── Selected passage ──
Who Needs a Reason to Hate Ann Romney?

I find it really hilarious how all of the super-duper ultra-progressive Liberals turn into the worst retrogrades in the universe when a chance comes to dump on an enemy. Or his wife. I don’t know how many times in the past couple of days I found the following quote from Ann Romney bandied around self-righteously by people who fail to realize that dumping on Ann Romney for making this particular statement turns them into anti-feminist bigots of the worst caliber:

“I love the fact that there are women out there who don’t have a choice and they must go to work and they still have to raise the kids. Thank goodness that we value those people too. And sometimes life isn’t easy for any of us.”

The following reaction to Ann Romney’s words appeared on the website that hides its contempt of women behind male privilege lists and commands to women as to which of our body parts we should not value:

You know who doesn’t love the fact that there are women (and men) who have no choice but to work, rather than staying home full-time? It’s those women (and men) who have no choice but to work. That’s not something they celebrate; that’s something they lament.
───
**Parts of the exercise**
a: Translate this sentence from the post about Ann Romney into Spanish: "That's not something they celebrate; that's something they lament."
b: Copy the listing word for word, starting at its first line and ending at the line containing "bar-150-175 xyxy=(351,83,415,375)".
── Provided entries ──
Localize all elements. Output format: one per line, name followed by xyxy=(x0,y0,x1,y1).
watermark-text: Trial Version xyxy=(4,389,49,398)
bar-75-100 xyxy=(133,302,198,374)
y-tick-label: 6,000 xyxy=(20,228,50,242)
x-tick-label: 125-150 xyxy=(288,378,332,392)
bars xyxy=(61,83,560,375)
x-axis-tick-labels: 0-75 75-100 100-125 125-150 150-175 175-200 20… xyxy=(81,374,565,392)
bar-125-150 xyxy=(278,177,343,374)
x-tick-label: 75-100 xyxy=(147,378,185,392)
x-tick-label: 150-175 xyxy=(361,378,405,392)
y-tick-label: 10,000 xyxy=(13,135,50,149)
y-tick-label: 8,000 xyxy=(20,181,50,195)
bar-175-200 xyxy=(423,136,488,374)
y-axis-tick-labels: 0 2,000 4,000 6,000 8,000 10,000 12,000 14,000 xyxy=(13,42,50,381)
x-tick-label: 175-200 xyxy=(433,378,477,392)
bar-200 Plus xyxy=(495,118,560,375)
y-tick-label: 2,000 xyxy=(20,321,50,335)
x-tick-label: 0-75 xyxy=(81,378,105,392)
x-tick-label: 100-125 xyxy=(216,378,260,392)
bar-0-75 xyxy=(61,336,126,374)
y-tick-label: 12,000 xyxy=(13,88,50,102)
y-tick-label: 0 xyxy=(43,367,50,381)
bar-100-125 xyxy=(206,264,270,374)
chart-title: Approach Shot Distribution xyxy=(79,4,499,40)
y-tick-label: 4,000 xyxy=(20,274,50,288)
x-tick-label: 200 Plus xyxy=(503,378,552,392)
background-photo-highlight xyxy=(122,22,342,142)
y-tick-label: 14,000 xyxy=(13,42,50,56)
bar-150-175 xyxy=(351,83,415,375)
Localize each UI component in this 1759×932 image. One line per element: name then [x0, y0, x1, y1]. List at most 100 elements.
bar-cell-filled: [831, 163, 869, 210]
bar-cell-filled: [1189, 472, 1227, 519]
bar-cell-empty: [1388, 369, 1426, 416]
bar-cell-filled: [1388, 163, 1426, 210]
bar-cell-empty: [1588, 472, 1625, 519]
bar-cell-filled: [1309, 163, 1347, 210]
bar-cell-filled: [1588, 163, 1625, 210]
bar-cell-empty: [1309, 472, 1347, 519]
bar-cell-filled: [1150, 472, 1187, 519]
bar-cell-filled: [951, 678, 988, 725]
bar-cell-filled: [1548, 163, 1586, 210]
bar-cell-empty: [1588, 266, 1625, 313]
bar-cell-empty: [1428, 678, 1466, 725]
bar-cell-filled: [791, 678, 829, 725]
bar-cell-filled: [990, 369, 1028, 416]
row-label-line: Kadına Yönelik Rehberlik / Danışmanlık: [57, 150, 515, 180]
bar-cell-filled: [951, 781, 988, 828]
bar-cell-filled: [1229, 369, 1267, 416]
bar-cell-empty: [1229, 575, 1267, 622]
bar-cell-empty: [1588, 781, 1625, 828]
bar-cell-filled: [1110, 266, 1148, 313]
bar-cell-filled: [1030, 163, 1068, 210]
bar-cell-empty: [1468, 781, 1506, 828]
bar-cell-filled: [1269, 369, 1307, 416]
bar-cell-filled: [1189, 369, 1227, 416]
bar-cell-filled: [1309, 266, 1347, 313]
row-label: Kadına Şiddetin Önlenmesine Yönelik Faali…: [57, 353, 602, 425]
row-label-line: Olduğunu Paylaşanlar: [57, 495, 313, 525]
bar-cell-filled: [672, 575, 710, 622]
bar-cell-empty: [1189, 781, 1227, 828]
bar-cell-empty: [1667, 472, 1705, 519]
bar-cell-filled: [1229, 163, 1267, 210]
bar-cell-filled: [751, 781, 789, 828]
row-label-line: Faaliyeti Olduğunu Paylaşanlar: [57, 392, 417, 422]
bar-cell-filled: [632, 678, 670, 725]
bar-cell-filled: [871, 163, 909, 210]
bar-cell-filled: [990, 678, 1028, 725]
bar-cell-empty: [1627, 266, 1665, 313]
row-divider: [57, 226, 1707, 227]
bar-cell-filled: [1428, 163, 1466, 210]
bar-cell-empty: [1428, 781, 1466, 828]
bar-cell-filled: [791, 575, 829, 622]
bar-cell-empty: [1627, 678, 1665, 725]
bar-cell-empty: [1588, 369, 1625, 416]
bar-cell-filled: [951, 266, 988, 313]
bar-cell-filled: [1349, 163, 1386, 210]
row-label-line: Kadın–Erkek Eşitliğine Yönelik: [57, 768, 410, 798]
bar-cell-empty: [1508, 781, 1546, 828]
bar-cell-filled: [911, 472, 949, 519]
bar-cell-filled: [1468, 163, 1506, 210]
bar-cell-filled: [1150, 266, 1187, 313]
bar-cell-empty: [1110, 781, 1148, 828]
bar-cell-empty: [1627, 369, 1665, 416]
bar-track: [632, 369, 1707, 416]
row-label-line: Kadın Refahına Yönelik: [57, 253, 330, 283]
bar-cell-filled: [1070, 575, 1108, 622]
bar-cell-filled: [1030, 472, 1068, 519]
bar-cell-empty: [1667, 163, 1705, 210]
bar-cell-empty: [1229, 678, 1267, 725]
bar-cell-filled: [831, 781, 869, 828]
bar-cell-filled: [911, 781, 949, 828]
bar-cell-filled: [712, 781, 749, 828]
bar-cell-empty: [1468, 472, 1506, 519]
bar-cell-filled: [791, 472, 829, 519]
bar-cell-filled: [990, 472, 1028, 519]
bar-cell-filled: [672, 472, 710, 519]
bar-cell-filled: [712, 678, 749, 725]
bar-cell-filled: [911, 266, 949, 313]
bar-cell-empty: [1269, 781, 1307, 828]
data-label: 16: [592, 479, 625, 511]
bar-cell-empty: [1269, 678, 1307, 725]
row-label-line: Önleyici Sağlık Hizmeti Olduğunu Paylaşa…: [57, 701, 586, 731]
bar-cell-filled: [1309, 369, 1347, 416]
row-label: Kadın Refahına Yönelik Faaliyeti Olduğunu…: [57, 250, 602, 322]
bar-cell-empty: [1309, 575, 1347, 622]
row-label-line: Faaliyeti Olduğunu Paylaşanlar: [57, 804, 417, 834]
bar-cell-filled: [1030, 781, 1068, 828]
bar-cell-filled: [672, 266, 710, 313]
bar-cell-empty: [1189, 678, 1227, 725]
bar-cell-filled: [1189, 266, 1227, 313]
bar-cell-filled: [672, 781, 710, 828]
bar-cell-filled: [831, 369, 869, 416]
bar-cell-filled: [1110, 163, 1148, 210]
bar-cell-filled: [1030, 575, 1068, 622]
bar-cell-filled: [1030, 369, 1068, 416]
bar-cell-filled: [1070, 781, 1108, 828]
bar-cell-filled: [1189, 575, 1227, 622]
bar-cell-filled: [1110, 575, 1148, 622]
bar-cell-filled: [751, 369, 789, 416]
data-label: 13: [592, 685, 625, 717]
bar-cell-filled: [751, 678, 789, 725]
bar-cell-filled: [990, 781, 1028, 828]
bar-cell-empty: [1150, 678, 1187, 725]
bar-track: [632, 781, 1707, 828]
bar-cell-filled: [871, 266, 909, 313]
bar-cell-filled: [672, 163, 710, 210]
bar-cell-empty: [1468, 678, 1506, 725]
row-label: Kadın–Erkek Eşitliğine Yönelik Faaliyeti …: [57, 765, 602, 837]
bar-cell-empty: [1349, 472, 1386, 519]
───
**The results**
a: Eso no es algo que celebren; es algo que lamentan.

b:
Localize all elements. Output format: one per line, name followed by xyxy=(x0,y0,x1,y1).
watermark-text: Trial Version xyxy=(4,389,49,398)
bar-75-100 xyxy=(133,302,198,374)
y-tick-label: 6,000 xyxy=(20,228,50,242)
x-tick-label: 125-150 xyxy=(288,378,332,392)
bars xyxy=(61,83,560,375)
x-axis-tick-labels: 0-75 75-100 100-125 125-150 150-175 175-200 20… xyxy=(81,374,565,392)
bar-125-150 xyxy=(278,177,343,374)
x-tick-label: 75-100 xyxy=(147,378,185,392)
x-tick-label: 150-175 xyxy=(361,378,405,392)
y-tick-label: 10,000 xyxy=(13,135,50,149)
y-tick-label: 8,000 xyxy=(20,181,50,195)
bar-175-200 xyxy=(423,136,488,374)
y-axis-tick-labels: 0 2,000 4,000 6,000 8,000 10,000 12,000 14,000 xyxy=(13,42,50,381)
x-tick-label: 175-200 xyxy=(433,378,477,392)
bar-200 Plus xyxy=(495,118,560,375)
y-tick-label: 2,000 xyxy=(20,321,50,335)
x-tick-label: 0-75 xyxy=(81,378,105,392)
x-tick-label: 100-125 xyxy=(216,378,260,392)
bar-0-75 xyxy=(61,336,126,374)
y-tick-label: 12,000 xyxy=(13,88,50,102)
y-tick-label: 0 xyxy=(43,367,50,381)
bar-100-125 xyxy=(206,264,270,374)
chart-title: Approach Shot Distribution xyxy=(79,4,499,40)
y-tick-label: 4,000 xyxy=(20,274,50,288)
x-tick-label: 200 Plus xyxy=(503,378,552,392)
background-photo-highlight xyxy=(122,22,342,142)
y-tick-label: 14,000 xyxy=(13,42,50,56)
bar-150-175 xyxy=(351,83,415,375)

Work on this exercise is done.